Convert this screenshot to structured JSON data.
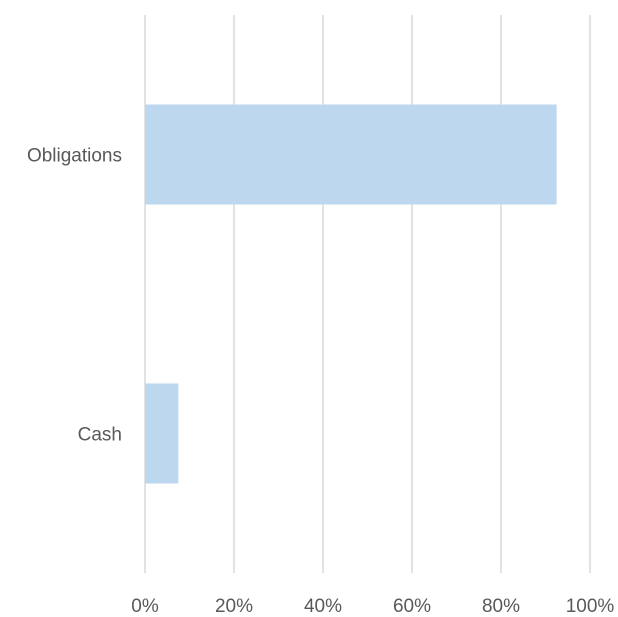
{
  "chart_data": {
    "type": "bar",
    "orientation": "horizontal",
    "categories": [
      "Obligations",
      "Cash"
    ],
    "values": [
      92.5,
      7.5
    ],
    "xlim": [
      0,
      100
    ],
    "x_ticks": [
      "0%",
      "20%",
      "40%",
      "60%",
      "80%",
      "100%"
    ],
    "title": "",
    "xlabel": "",
    "ylabel": "",
    "grid": "vertical",
    "legend": "none",
    "colors": {
      "bar": "#bdd7ee",
      "grid": "#d9d9d9",
      "text": "#595959"
    }
  }
}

* Instructions for the task
Your copy of the data above should match it exactly, except that pictures are left out.

* Exercise output
Convert this screenshot to structured JSON data.
{
  "chart_data": {
    "type": "bar",
    "orientation": "horizontal",
    "categories": [
      "Obligations",
      "Cash"
    ],
    "values": [
      92.5,
      7.5
    ],
    "xlim": [
      0,
      100
    ],
    "x_ticks": [
      "0%",
      "20%",
      "40%",
      "60%",
      "80%",
      "100%"
    ],
    "title": "",
    "xlabel": "",
    "ylabel": "",
    "grid": "vertical",
    "legend": "none",
    "colors": {
      "bar": "#bdd7ee",
      "grid": "#d9d9d9",
      "text": "#595959"
    }
  }
}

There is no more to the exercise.